(WORK TO DO):
The entries below are to be repeated exactly as they stand.
--------------------------------------------------
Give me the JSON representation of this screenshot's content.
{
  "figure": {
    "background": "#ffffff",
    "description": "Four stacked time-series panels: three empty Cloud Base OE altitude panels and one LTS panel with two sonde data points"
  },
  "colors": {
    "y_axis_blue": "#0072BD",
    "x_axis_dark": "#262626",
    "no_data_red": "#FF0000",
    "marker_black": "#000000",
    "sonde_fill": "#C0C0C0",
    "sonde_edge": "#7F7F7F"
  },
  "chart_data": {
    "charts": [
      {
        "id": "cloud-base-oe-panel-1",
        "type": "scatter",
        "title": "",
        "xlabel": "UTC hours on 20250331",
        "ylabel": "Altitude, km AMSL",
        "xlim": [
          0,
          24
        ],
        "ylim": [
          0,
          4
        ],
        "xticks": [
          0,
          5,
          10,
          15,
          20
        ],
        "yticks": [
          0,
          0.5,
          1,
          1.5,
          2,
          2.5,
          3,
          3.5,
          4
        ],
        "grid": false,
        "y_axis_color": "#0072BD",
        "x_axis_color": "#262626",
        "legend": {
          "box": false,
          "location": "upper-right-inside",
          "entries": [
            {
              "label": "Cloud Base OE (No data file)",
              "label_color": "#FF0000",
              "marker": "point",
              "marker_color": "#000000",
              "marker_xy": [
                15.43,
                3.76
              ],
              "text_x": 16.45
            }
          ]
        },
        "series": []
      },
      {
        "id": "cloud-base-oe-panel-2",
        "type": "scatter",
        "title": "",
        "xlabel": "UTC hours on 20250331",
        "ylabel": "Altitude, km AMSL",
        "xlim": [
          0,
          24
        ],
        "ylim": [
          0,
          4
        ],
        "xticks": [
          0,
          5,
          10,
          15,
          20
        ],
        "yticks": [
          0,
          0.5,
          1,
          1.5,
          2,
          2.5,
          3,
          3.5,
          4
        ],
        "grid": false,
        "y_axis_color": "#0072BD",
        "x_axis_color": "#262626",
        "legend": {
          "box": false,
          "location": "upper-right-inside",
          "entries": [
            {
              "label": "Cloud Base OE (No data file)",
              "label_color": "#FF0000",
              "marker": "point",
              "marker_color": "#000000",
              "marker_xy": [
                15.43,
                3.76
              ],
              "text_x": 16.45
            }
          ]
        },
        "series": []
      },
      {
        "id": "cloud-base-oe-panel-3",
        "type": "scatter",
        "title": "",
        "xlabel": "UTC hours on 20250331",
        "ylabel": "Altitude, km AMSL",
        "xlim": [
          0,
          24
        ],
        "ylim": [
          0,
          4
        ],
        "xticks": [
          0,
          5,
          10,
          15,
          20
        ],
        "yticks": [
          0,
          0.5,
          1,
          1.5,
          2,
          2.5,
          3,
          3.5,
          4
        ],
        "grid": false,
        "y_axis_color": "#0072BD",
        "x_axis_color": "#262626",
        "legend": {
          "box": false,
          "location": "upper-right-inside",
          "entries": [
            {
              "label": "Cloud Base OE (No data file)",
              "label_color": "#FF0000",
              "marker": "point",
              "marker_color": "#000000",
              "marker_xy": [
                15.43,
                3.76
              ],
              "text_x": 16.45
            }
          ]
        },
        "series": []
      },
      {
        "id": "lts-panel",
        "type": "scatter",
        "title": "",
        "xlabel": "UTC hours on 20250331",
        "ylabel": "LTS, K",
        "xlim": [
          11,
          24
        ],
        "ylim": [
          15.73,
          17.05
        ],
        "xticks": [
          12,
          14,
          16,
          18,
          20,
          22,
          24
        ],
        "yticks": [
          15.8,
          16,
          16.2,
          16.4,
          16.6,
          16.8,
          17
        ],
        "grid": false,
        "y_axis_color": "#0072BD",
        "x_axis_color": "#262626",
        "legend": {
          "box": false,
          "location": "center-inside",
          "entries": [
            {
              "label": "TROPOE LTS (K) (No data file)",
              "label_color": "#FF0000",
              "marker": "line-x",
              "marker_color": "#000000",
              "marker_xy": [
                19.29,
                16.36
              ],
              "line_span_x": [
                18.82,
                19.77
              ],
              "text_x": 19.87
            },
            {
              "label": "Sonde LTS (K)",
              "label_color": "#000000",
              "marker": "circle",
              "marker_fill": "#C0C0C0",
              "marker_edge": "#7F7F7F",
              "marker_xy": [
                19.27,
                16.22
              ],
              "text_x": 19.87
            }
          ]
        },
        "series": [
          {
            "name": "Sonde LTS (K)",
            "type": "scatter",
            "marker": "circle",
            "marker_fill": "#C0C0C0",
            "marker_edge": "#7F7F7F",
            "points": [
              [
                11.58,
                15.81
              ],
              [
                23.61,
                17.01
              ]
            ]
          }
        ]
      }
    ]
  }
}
--------------------------------------------------
(SOLUTION):
Give me the JSON representation of this screenshot's content.
{
  "figure": {
    "background": "#ffffff",
    "description": "Four stacked time-series panels: three empty Cloud Base OE altitude panels and one LTS panel with two sonde data points"
  },
  "colors": {
    "y_axis_blue": "#0072BD",
    "x_axis_dark": "#262626",
    "no_data_red": "#FF0000",
    "marker_black": "#000000",
    "sonde_fill": "#C0C0C0",
    "sonde_edge": "#7F7F7F"
  },
  "chart_data": {
    "charts": [
      {
        "id": "cloud-base-oe-panel-1",
        "type": "scatter",
        "title": "",
        "xlabel": "UTC hours on 20250331",
        "ylabel": "Altitude, km AMSL",
        "xlim": [
          0,
          24
        ],
        "ylim": [
          0,
          4
        ],
        "xticks": [
          0,
          5,
          10,
          15,
          20
        ],
        "yticks": [
          0,
          0.5,
          1,
          1.5,
          2,
          2.5,
          3,
          3.5,
          4
        ],
        "grid": false,
        "y_axis_color": "#0072BD",
        "x_axis_color": "#262626",
        "legend": {
          "box": false,
          "location": "upper-right-inside",
          "entries": [
            {
              "label": "Cloud Base OE (No data file)",
              "label_color": "#FF0000",
              "marker": "point",
              "marker_color": "#000000",
              "marker_xy": [
                15.43,
                3.76
              ],
              "text_x": 16.45
            }
          ]
        },
        "series": []
      },
      {
        "id": "cloud-base-oe-panel-2",
        "type": "scatter",
        "title": "",
        "xlabel": "UTC hours on 20250331",
        "ylabel": "Altitude, km AMSL",
        "xlim": [
          0,
          24
        ],
        "ylim": [
          0,
          4
        ],
        "xticks": [
          0,
          5,
          10,
          15,
          20
        ],
        "yticks": [
          0,
          0.5,
          1,
          1.5,
          2,
          2.5,
          3,
          3.5,
          4
        ],
        "grid": false,
        "y_axis_color": "#0072BD",
        "x_axis_color": "#262626",
        "legend": {
          "box": false,
          "location": "upper-right-inside",
          "entries": [
            {
              "label": "Cloud Base OE (No data file)",
              "label_color": "#FF0000",
              "marker": "point",
              "marker_color": "#000000",
              "marker_xy": [
                15.43,
                3.76
              ],
              "text_x": 16.45
            }
          ]
        },
        "series": []
      },
      {
        "id": "cloud-base-oe-panel-3",
        "type": "scatter",
        "title": "",
        "xlabel": "UTC hours on 20250331",
        "ylabel": "Altitude, km AMSL",
        "xlim": [
          0,
          24
        ],
        "ylim": [
          0,
          4
        ],
        "xticks": [
          0,
          5,
          10,
          15,
          20
        ],
        "yticks": [
          0,
          0.5,
          1,
          1.5,
          2,
          2.5,
          3,
          3.5,
          4
        ],
        "grid": false,
        "y_axis_color": "#0072BD",
        "x_axis_color": "#262626",
        "legend": {
          "box": false,
          "location": "upper-right-inside",
          "entries": [
            {
              "label": "Cloud Base OE (No data file)",
              "label_color": "#FF0000",
              "marker": "point",
              "marker_color": "#000000",
              "marker_xy": [
                15.43,
                3.76
              ],
              "text_x": 16.45
            }
          ]
        },
        "series": []
      },
      {
        "id": "lts-panel",
        "type": "scatter",
        "title": "",
        "xlabel": "UTC hours on 20250331",
        "ylabel": "LTS, K",
        "xlim": [
          11,
          24
        ],
        "ylim": [
          15.73,
          17.05
        ],
        "xticks": [
          12,
          14,
          16,
          18,
          20,
          22,
          24
        ],
        "yticks": [
          15.8,
          16,
          16.2,
          16.4,
          16.6,
          16.8,
          17
        ],
        "grid": false,
        "y_axis_color": "#0072BD",
        "x_axis_color": "#262626",
        "legend": {
          "box": false,
          "location": "center-inside",
          "entries": [
            {
              "label": "TROPOE LTS (K) (No data file)",
              "label_color": "#FF0000",
              "marker": "line-x",
              "marker_color": "#000000",
              "marker_xy": [
                19.29,
                16.36
              ],
              "line_span_x": [
                18.82,
                19.77
              ],
              "text_x": 19.87
            },
            {
              "label": "Sonde LTS (K)",
              "label_color": "#000000",
              "marker": "circle",
              "marker_fill": "#C0C0C0",
              "marker_edge": "#7F7F7F",
              "marker_xy": [
                19.27,
                16.22
              ],
              "text_x": 19.87
            }
          ]
        },
        "series": [
          {
            "name": "Sonde LTS (K)",
            "type": "scatter",
            "marker": "circle",
            "marker_fill": "#C0C0C0",
            "marker_edge": "#7F7F7F",
            "points": [
              [
                11.58,
                15.81
              ],
              [
                23.61,
                17.01
              ]
            ]
          }
        ]
      }
    ]
  }
}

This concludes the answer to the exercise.